(Stored data)
BEGIN

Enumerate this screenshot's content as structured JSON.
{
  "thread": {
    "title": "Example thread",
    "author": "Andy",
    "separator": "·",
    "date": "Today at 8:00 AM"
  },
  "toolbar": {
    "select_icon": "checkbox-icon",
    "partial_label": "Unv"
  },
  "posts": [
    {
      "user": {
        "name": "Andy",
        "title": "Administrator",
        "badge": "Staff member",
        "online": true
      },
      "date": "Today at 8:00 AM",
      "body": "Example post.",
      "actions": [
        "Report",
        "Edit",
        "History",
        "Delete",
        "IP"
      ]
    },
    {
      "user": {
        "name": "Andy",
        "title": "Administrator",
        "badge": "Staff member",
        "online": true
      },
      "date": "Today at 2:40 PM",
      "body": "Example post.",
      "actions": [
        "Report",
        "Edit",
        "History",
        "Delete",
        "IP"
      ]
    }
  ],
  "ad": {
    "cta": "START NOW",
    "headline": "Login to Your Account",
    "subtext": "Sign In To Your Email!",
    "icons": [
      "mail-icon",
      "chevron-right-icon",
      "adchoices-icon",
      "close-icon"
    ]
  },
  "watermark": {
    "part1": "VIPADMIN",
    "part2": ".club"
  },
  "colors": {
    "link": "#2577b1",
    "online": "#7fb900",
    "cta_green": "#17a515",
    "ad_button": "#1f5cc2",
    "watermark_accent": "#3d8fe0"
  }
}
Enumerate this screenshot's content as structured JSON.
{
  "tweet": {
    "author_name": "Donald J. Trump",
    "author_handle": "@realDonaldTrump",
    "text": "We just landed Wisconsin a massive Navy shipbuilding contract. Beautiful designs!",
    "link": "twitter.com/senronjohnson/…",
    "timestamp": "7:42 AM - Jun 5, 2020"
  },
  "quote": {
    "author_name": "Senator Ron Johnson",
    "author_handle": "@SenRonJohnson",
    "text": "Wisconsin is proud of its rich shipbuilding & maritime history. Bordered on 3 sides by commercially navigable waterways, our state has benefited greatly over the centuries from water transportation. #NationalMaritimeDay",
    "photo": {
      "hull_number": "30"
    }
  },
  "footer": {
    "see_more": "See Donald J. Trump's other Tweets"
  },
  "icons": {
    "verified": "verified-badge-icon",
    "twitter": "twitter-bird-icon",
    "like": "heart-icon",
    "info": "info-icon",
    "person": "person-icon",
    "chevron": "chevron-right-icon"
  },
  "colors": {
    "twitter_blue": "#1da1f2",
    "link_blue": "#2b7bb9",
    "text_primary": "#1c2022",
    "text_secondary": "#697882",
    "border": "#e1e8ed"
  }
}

END

### Problem details
Return all of the data precisely as it appears.

### Full answer
Enumerate this screenshot's content as structured JSON.
{
  "thread": {
    "title": "Example thread",
    "author": "Andy",
    "separator": "·",
    "date": "Today at 8:00 AM"
  },
  "toolbar": {
    "select_icon": "checkbox-icon",
    "partial_label": "Unv"
  },
  "posts": [
    {
      "user": {
        "name": "Andy",
        "title": "Administrator",
        "badge": "Staff member",
        "online": true
      },
      "date": "Today at 8:00 AM",
      "body": "Example post.",
      "actions": [
        "Report",
        "Edit",
        "History",
        "Delete",
        "IP"
      ]
    },
    {
      "user": {
        "name": "Andy",
        "title": "Administrator",
        "badge": "Staff member",
        "online": true
      },
      "date": "Today at 2:40 PM",
      "body": "Example post.",
      "actions": [
        "Report",
        "Edit",
        "History",
        "Delete",
        "IP"
      ]
    }
  ],
  "ad": {
    "cta": "START NOW",
    "headline": "Login to Your Account",
    "subtext": "Sign In To Your Email!",
    "icons": [
      "mail-icon",
      "chevron-right-icon",
      "adchoices-icon",
      "close-icon"
    ]
  },
  "watermark": {
    "part1": "VIPADMIN",
    "part2": ".club"
  },
  "colors": {
    "link": "#2577b1",
    "online": "#7fb900",
    "cta_green": "#17a515",
    "ad_button": "#1f5cc2",
    "watermark_accent": "#3d8fe0"
  }
}
Enumerate this screenshot's content as structured JSON.
{
  "tweet": {
    "author_name": "Donald J. Trump",
    "author_handle": "@realDonaldTrump",
    "text": "We just landed Wisconsin a massive Navy shipbuilding contract. Beautiful designs!",
    "link": "twitter.com/senronjohnson/…",
    "timestamp": "7:42 AM - Jun 5, 2020"
  },
  "quote": {
    "author_name": "Senator Ron Johnson",
    "author_handle": "@SenRonJohnson",
    "text": "Wisconsin is proud of its rich shipbuilding & maritime history. Bordered on 3 sides by commercially navigable waterways, our state has benefited greatly over the centuries from water transportation. #NationalMaritimeDay",
    "photo": {
      "hull_number": "30"
    }
  },
  "footer": {
    "see_more": "See Donald J. Trump's other Tweets"
  },
  "icons": {
    "verified": "verified-badge-icon",
    "twitter": "twitter-bird-icon",
    "like": "heart-icon",
    "info": "info-icon",
    "person": "person-icon",
    "chevron": "chevron-right-icon"
  },
  "colors": {
    "twitter_blue": "#1da1f2",
    "link_blue": "#2b7bb9",
    "text_primary": "#1c2022",
    "text_secondary": "#697882",
    "border": "#e1e8ed"
  }
}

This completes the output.